## [Short problem]
Omit every picture and output the rest of the records exactly as they are.

--

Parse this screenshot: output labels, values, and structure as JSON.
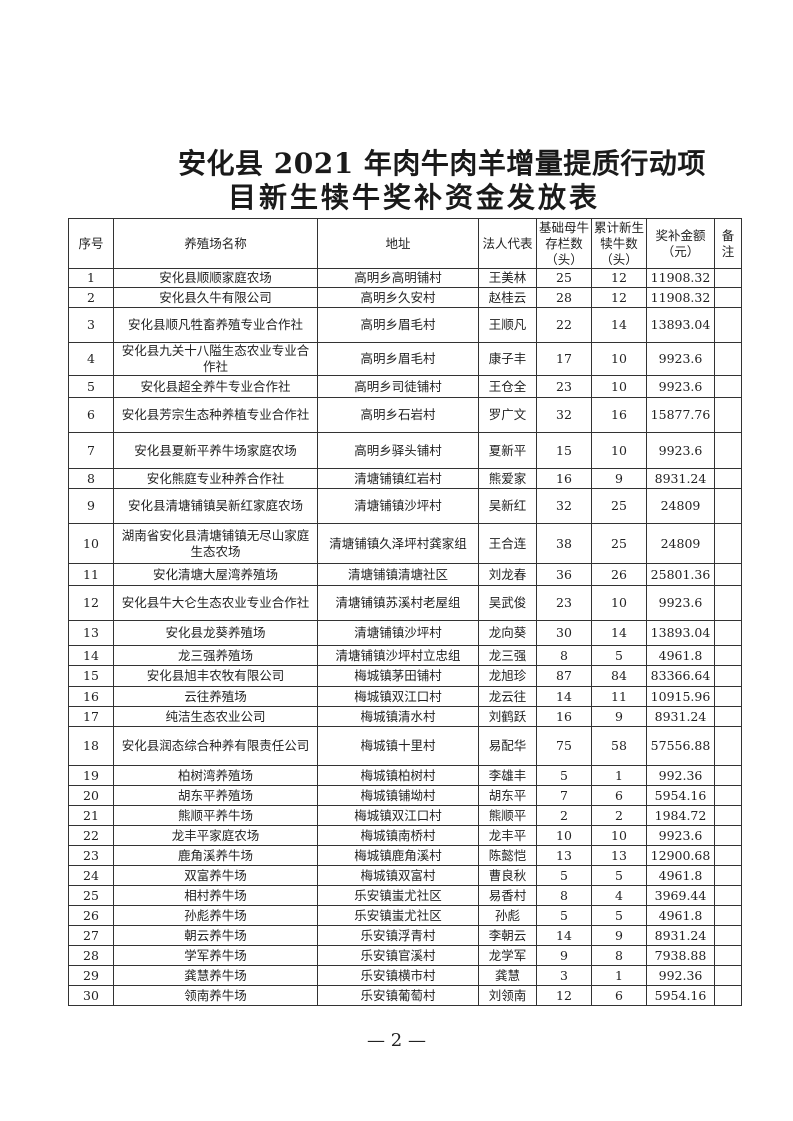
{
  "title": {
    "line1": "安化县 2021 年肉牛肉羊增量提质行动项",
    "line2": "目新生犊牛奖补资金发放表"
  },
  "table": {
    "headers": [
      "序号",
      "养殖场名称",
      "地址",
      "法人代表",
      "基础母牛存栏数（头）",
      "累计新生犊牛数（头）",
      "奖补金额（元）",
      "备注"
    ],
    "rows": [
      [
        "1",
        "安化县顺顺家庭农场",
        "高明乡高明铺村",
        "王美林",
        "25",
        "12",
        "11908.32",
        ""
      ],
      [
        "2",
        "安化县久牛有限公司",
        "高明乡久安村",
        "赵桂云",
        "28",
        "12",
        "11908.32",
        ""
      ],
      [
        "3",
        "安化县顺凡牲畜养殖专业合作社",
        "高明乡眉毛村",
        "王顺凡",
        "22",
        "14",
        "13893.04",
        ""
      ],
      [
        "4",
        "安化县九关十八隘生态农业专业合作社",
        "高明乡眉毛村",
        "康子丰",
        "17",
        "10",
        "9923.6",
        ""
      ],
      [
        "5",
        "安化县超全养牛专业合作社",
        "高明乡司徒铺村",
        "王仓全",
        "23",
        "10",
        "9923.6",
        ""
      ],
      [
        "6",
        "安化县芳宗生态种养植专业合作社",
        "高明乡石岩村",
        "罗广文",
        "32",
        "16",
        "15877.76",
        ""
      ],
      [
        "7",
        "安化县夏新平养牛场家庭农场",
        "高明乡驿头铺村",
        "夏新平",
        "15",
        "10",
        "9923.6",
        ""
      ],
      [
        "8",
        "安化熊庭专业种养合作社",
        "清塘铺镇红岩村",
        "熊爱家",
        "16",
        "9",
        "8931.24",
        ""
      ],
      [
        "9",
        "安化县清塘铺镇吴新红家庭农场",
        "清塘铺镇沙坪村",
        "吴新红",
        "32",
        "25",
        "24809",
        ""
      ],
      [
        "10",
        "湖南省安化县清塘铺镇无尽山家庭生态农场",
        "清塘铺镇久泽坪村龚家组",
        "王合连",
        "38",
        "25",
        "24809",
        ""
      ],
      [
        "11",
        "安化清塘大屋湾养殖场",
        "清塘铺镇清塘社区",
        "刘龙春",
        "36",
        "26",
        "25801.36",
        ""
      ],
      [
        "12",
        "安化县牛大仑生态农业专业合作社",
        "清塘铺镇苏溪村老屋组",
        "吴武俊",
        "23",
        "10",
        "9923.6",
        ""
      ],
      [
        "13",
        "安化县龙葵养殖场",
        "清塘铺镇沙坪村",
        "龙向葵",
        "30",
        "14",
        "13893.04",
        ""
      ],
      [
        "14",
        "龙三强养殖场",
        "清塘铺镇沙坪村立忠组",
        "龙三强",
        "8",
        "5",
        "4961.8",
        ""
      ],
      [
        "15",
        "安化县旭丰农牧有限公司",
        "梅城镇茅田铺村",
        "龙旭珍",
        "87",
        "84",
        "83366.64",
        ""
      ],
      [
        "16",
        "云往养殖场",
        "梅城镇双江口村",
        "龙云往",
        "14",
        "11",
        "10915.96",
        ""
      ],
      [
        "17",
        "纯洁生态农业公司",
        "梅城镇清水村",
        "刘鹤跃",
        "16",
        "9",
        "8931.24",
        ""
      ],
      [
        "18",
        "安化县润态综合种养有限责任公司",
        "梅城镇十里村",
        "易配华",
        "75",
        "58",
        "57556.88",
        ""
      ],
      [
        "19",
        "柏树湾养殖场",
        "梅城镇柏树村",
        "李雄丰",
        "5",
        "1",
        "992.36",
        ""
      ],
      [
        "20",
        "胡东平养殖场",
        "梅城镇铺坳村",
        "胡东平",
        "7",
        "6",
        "5954.16",
        ""
      ],
      [
        "21",
        "熊顺平养牛场",
        "梅城镇双江口村",
        "熊顺平",
        "2",
        "2",
        "1984.72",
        ""
      ],
      [
        "22",
        "龙丰平家庭农场",
        "梅城镇南桥村",
        "龙丰平",
        "10",
        "10",
        "9923.6",
        ""
      ],
      [
        "23",
        "鹿角溪养牛场",
        "梅城镇鹿角溪村",
        "陈懿恺",
        "13",
        "13",
        "12900.68",
        ""
      ],
      [
        "24",
        "双富养牛场",
        "梅城镇双富村",
        "曹良秋",
        "5",
        "5",
        "4961.8",
        ""
      ],
      [
        "25",
        "相村养牛场",
        "乐安镇蚩尤社区",
        "易香村",
        "8",
        "4",
        "3969.44",
        ""
      ],
      [
        "26",
        "孙彪养牛场",
        "乐安镇蚩尤社区",
        "孙彪",
        "5",
        "5",
        "4961.8",
        ""
      ],
      [
        "27",
        "朝云养牛场",
        "乐安镇浮青村",
        "李朝云",
        "14",
        "9",
        "8931.24",
        ""
      ],
      [
        "28",
        "学军养牛场",
        "乐安镇官溪村",
        "龙学军",
        "9",
        "8",
        "7938.88",
        ""
      ],
      [
        "29",
        "龚慧养牛场",
        "乐安镇横市村",
        "龚慧",
        "3",
        "1",
        "992.36",
        ""
      ],
      [
        "30",
        "领南养牛场",
        "乐安镇葡萄村",
        "刘领南",
        "12",
        "6",
        "5954.16",
        ""
      ]
    ]
  },
  "footer": {
    "page": "— 2 —"
  }
}
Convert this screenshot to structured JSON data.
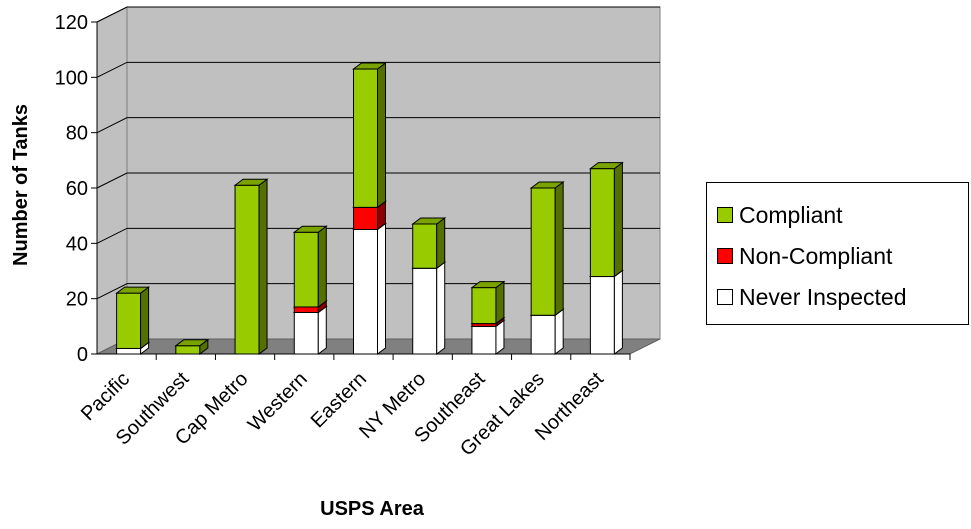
{
  "chart_data": {
    "type": "bar",
    "stacked": true,
    "style": "3d",
    "title": "",
    "xlabel": "USPS Area",
    "ylabel": "Number of Tanks",
    "ylim": [
      0,
      120
    ],
    "yticks": [
      0,
      20,
      40,
      60,
      80,
      100,
      120
    ],
    "grid": true,
    "legend_position": "right",
    "categories": [
      "Pacific",
      "Southwest",
      "Cap Metro",
      "Western",
      "Eastern",
      "NY Metro",
      "Southeast",
      "Great Lakes",
      "Northeast"
    ],
    "series": [
      {
        "name": "Never Inspected",
        "color": "#ffffff",
        "values": [
          2,
          0,
          0,
          15,
          45,
          31,
          10,
          14,
          28
        ]
      },
      {
        "name": "Non-Compliant",
        "color": "#ff0000",
        "values": [
          0,
          0,
          0,
          2,
          8,
          0,
          1,
          0,
          0
        ]
      },
      {
        "name": "Compliant",
        "color": "#99cc00",
        "values": [
          20,
          3,
          61,
          27,
          50,
          16,
          13,
          46,
          39
        ]
      }
    ],
    "legend": [
      "Compliant",
      "Non-Compliant",
      "Never Inspected"
    ]
  }
}
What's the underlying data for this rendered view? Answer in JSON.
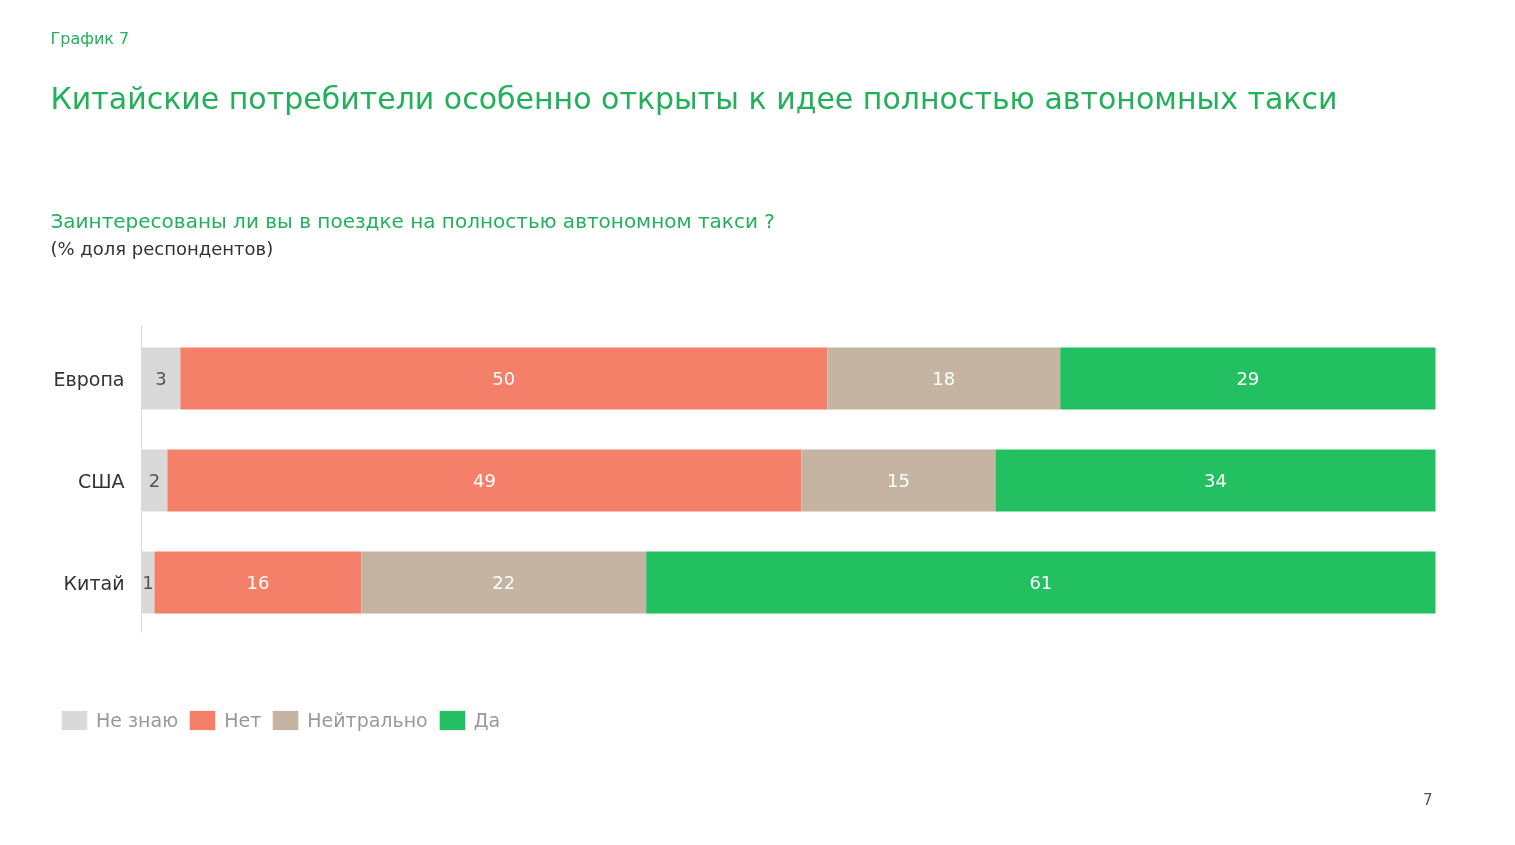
{
  "chart_data": {
    "type": "bar",
    "orientation": "horizontal",
    "stacked": true,
    "title": "Китайские потребители особенно открыты к идее полностью автономных такси",
    "subtitle": "Заинтересованы ли вы в поездке на полностью автономном такси ?",
    "annotations": [
      "График 7",
      "(% доля респондентов)",
      "7"
    ],
    "categories": [
      "Европа",
      "США",
      "Китай"
    ],
    "series": [
      {
        "name": "Не знаю",
        "color": "#d9d9d9",
        "values": [
          3,
          2,
          1
        ]
      },
      {
        "name": "Нет",
        "color": "#f4806a",
        "values": [
          50,
          49,
          16
        ]
      },
      {
        "name": "Нейтрально",
        "color": "#c4b4a1",
        "values": [
          18,
          15,
          22
        ]
      },
      {
        "name": "Да",
        "color": "#22c060",
        "values": [
          29,
          34,
          61
        ]
      }
    ],
    "xlim": [
      0,
      100
    ],
    "data_labels": true,
    "tick_labels": "y",
    "legend": "bottom left"
  }
}
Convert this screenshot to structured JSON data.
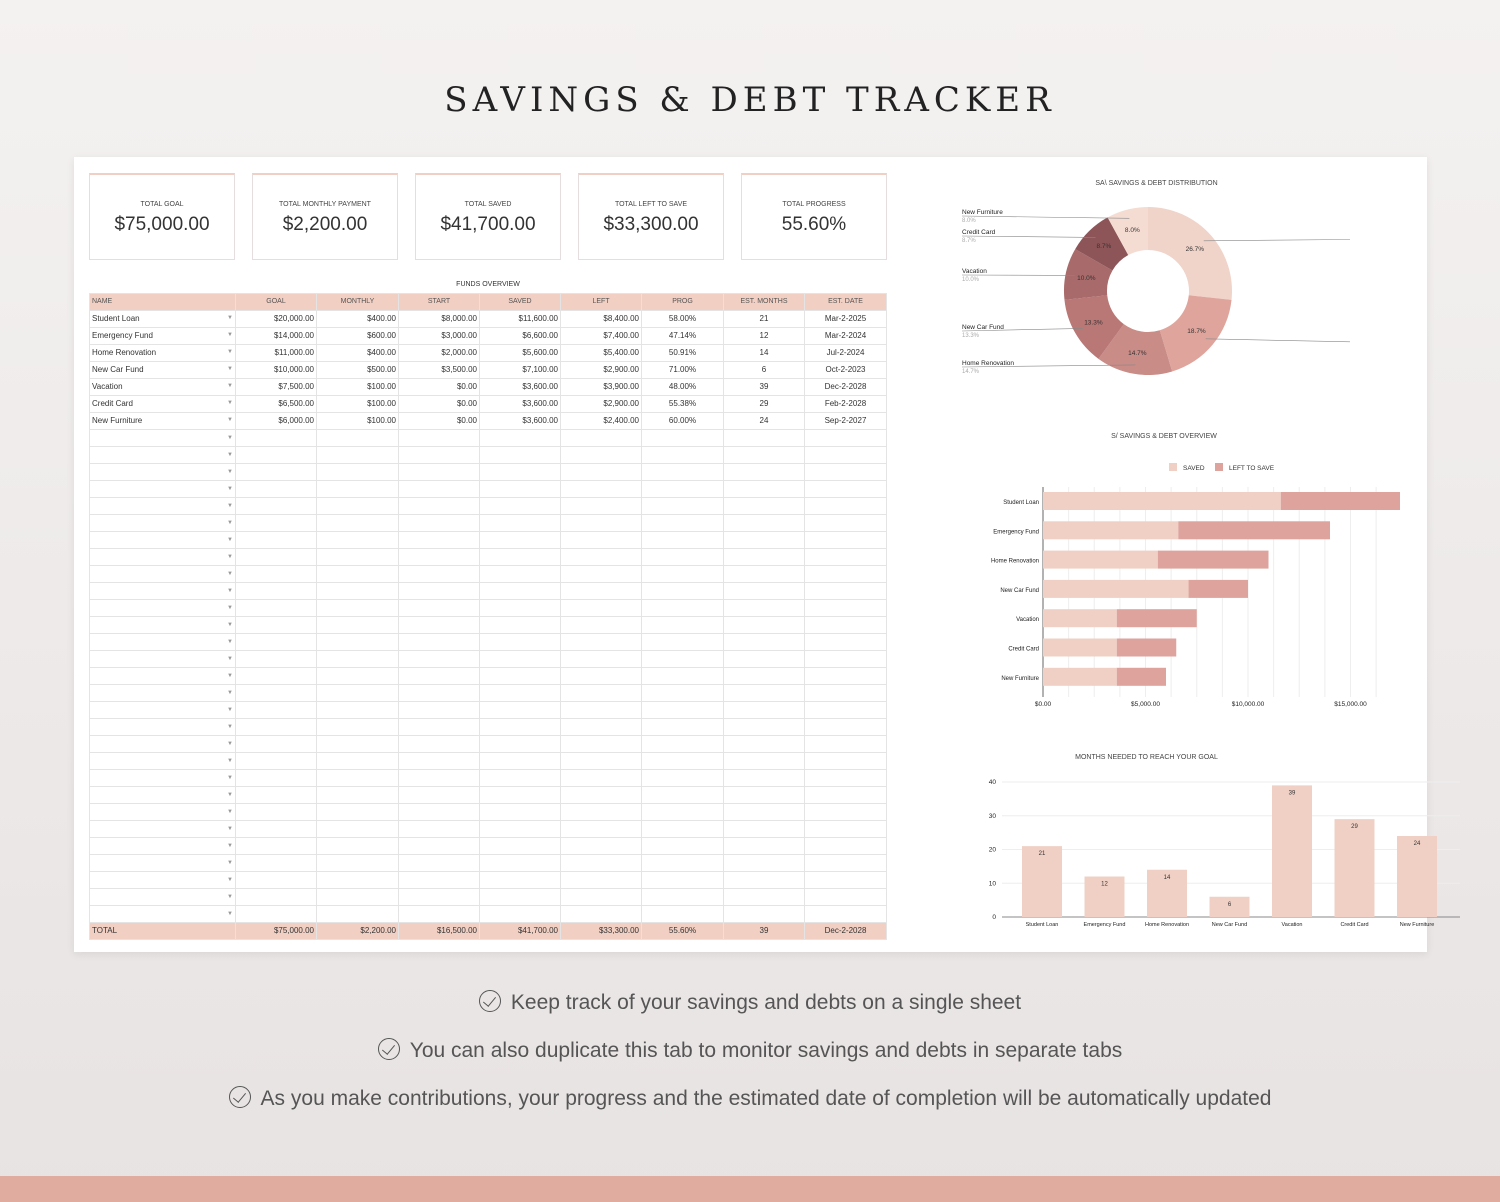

--

## [Response to the task]
Parse this screenshot: output labels, values, and structure as JSON.
{
  "title": {
    "line1": "安化县 2021 年肉牛肉羊增量提质行动项",
    "line2": "目新生犊牛奖补资金发放表"
  },
  "table": {
    "headers": [
      "序号",
      "养殖场名称",
      "地址",
      "法人代表",
      "基础母牛存栏数（头）",
      "累计新生犊牛数（头）",
      "奖补金额（元）",
      "备注"
    ],
    "rows": [
      [
        "1",
        "安化县顺顺家庭农场",
        "高明乡高明铺村",
        "王美林",
        "25",
        "12",
        "11908.32",
        ""
      ],
      [
        "2",
        "安化县久牛有限公司",
        "高明乡久安村",
        "赵桂云",
        "28",
        "12",
        "11908.32",
        ""
      ],
      [
        "3",
        "安化县顺凡牲畜养殖专业合作社",
        "高明乡眉毛村",
        "王顺凡",
        "22",
        "14",
        "13893.04",
        ""
      ],
      [
        "4",
        "安化县九关十八隘生态农业专业合作社",
        "高明乡眉毛村",
        "康子丰",
        "17",
        "10",
        "9923.6",
        ""
      ],
      [
        "5",
        "安化县超全养牛专业合作社",
        "高明乡司徒铺村",
        "王仓全",
        "23",
        "10",
        "9923.6",
        ""
      ],
      [
        "6",
        "安化县芳宗生态种养植专业合作社",
        "高明乡石岩村",
        "罗广文",
        "32",
        "16",
        "15877.76",
        ""
      ],
      [
        "7",
        "安化县夏新平养牛场家庭农场",
        "高明乡驿头铺村",
        "夏新平",
        "15",
        "10",
        "9923.6",
        ""
      ],
      [
        "8",
        "安化熊庭专业种养合作社",
        "清塘铺镇红岩村",
        "熊爱家",
        "16",
        "9",
        "8931.24",
        ""
      ],
      [
        "9",
        "安化县清塘铺镇吴新红家庭农场",
        "清塘铺镇沙坪村",
        "吴新红",
        "32",
        "25",
        "24809",
        ""
      ],
      [
        "10",
        "湖南省安化县清塘铺镇无尽山家庭生态农场",
        "清塘铺镇久泽坪村龚家组",
        "王合连",
        "38",
        "25",
        "24809",
        ""
      ],
      [
        "11",
        "安化清塘大屋湾养殖场",
        "清塘铺镇清塘社区",
        "刘龙春",
        "36",
        "26",
        "25801.36",
        ""
      ],
      [
        "12",
        "安化县牛大仑生态农业专业合作社",
        "清塘铺镇苏溪村老屋组",
        "吴武俊",
        "23",
        "10",
        "9923.6",
        ""
      ],
      [
        "13",
        "安化县龙葵养殖场",
        "清塘铺镇沙坪村",
        "龙向葵",
        "30",
        "14",
        "13893.04",
        ""
      ],
      [
        "14",
        "龙三强养殖场",
        "清塘铺镇沙坪村立忠组",
        "龙三强",
        "8",
        "5",
        "4961.8",
        ""
      ],
      [
        "15",
        "安化县旭丰农牧有限公司",
        "梅城镇茅田铺村",
        "龙旭珍",
        "87",
        "84",
        "83366.64",
        ""
      ],
      [
        "16",
        "云往养殖场",
        "梅城镇双江口村",
        "龙云往",
        "14",
        "11",
        "10915.96",
        ""
      ],
      [
        "17",
        "纯洁生态农业公司",
        "梅城镇清水村",
        "刘鹤跃",
        "16",
        "9",
        "8931.24",
        ""
      ],
      [
        "18",
        "安化县润态综合种养有限责任公司",
        "梅城镇十里村",
        "易配华",
        "75",
        "58",
        "57556.88",
        ""
      ],
      [
        "19",
        "柏树湾养殖场",
        "梅城镇柏树村",
        "李雄丰",
        "5",
        "1",
        "992.36",
        ""
      ],
      [
        "20",
        "胡东平养殖场",
        "梅城镇铺坳村",
        "胡东平",
        "7",
        "6",
        "5954.16",
        ""
      ],
      [
        "21",
        "熊顺平养牛场",
        "梅城镇双江口村",
        "熊顺平",
        "2",
        "2",
        "1984.72",
        ""
      ],
      [
        "22",
        "龙丰平家庭农场",
        "梅城镇南桥村",
        "龙丰平",
        "10",
        "10",
        "9923.6",
        ""
      ],
      [
        "23",
        "鹿角溪养牛场",
        "梅城镇鹿角溪村",
        "陈懿恺",
        "13",
        "13",
        "12900.68",
        ""
      ],
      [
        "24",
        "双富养牛场",
        "梅城镇双富村",
        "曹良秋",
        "5",
        "5",
        "4961.8",
        ""
      ],
      [
        "25",
        "相村养牛场",
        "乐安镇蚩尤社区",
        "易香村",
        "8",
        "4",
        "3969.44",
        ""
      ],
      [
        "26",
        "孙彪养牛场",
        "乐安镇蚩尤社区",
        "孙彪",
        "5",
        "5",
        "4961.8",
        ""
      ],
      [
        "27",
        "朝云养牛场",
        "乐安镇浮青村",
        "李朝云",
        "14",
        "9",
        "8931.24",
        ""
      ],
      [
        "28",
        "学军养牛场",
        "乐安镇官溪村",
        "龙学军",
        "9",
        "8",
        "7938.88",
        ""
      ],
      [
        "29",
        "龚慧养牛场",
        "乐安镇横市村",
        "龚慧",
        "3",
        "1",
        "992.36",
        ""
      ],
      [
        "30",
        "领南养牛场",
        "乐安镇葡萄村",
        "刘领南",
        "12",
        "6",
        "5954.16",
        ""
      ]
    ]
  },
  "footer": {
    "page": "— 2 —"
  }
}
Convert this screenshot to structured JSON data.
{
  "chart_data": {
    "type": "bar",
    "stacked": true,
    "style": "3d",
    "title": "",
    "xlabel": "USPS Area",
    "ylabel": "Number of Tanks",
    "ylim": [
      0,
      120
    ],
    "yticks": [
      0,
      20,
      40,
      60,
      80,
      100,
      120
    ],
    "grid": true,
    "legend_position": "right",
    "categories": [
      "Pacific",
      "Southwest",
      "Cap Metro",
      "Western",
      "Eastern",
      "NY Metro",
      "Southeast",
      "Great Lakes",
      "Northeast"
    ],
    "series": [
      {
        "name": "Never Inspected",
        "color": "#ffffff",
        "values": [
          2,
          0,
          0,
          15,
          45,
          31,
          10,
          14,
          28
        ]
      },
      {
        "name": "Non-Compliant",
        "color": "#ff0000",
        "values": [
          0,
          0,
          0,
          2,
          8,
          0,
          1,
          0,
          0
        ]
      },
      {
        "name": "Compliant",
        "color": "#99cc00",
        "values": [
          20,
          3,
          61,
          27,
          50,
          16,
          13,
          46,
          39
        ]
      }
    ],
    "legend": [
      "Compliant",
      "Non-Compliant",
      "Never Inspected"
    ]
  }
}
What's the underlying data for this rendered view? Answer in JSON.
{
  "chart_data": {
    "type": "bar",
    "orientation": "horizontal",
    "stacked": true,
    "title": "Китайские потребители особенно открыты к идее полностью автономных такси",
    "subtitle": "Заинтересованы ли вы в поездке на полностью автономном такси ?",
    "annotations": [
      "График 7",
      "(% доля респондентов)",
      "7"
    ],
    "categories": [
      "Европа",
      "США",
      "Китай"
    ],
    "series": [
      {
        "name": "Не знаю",
        "color": "#d9d9d9",
        "values": [
          3,
          2,
          1
        ]
      },
      {
        "name": "Нет",
        "color": "#f4806a",
        "values": [
          50,
          49,
          16
        ]
      },
      {
        "name": "Нейтрально",
        "color": "#c4b4a1",
        "values": [
          18,
          15,
          22
        ]
      },
      {
        "name": "Да",
        "color": "#22c060",
        "values": [
          29,
          34,
          61
        ]
      }
    ],
    "xlim": [
      0,
      100
    ],
    "data_labels": true,
    "tick_labels": "y",
    "legend": "bottom left"
  }
}
Convert this screenshot to structured JSON data.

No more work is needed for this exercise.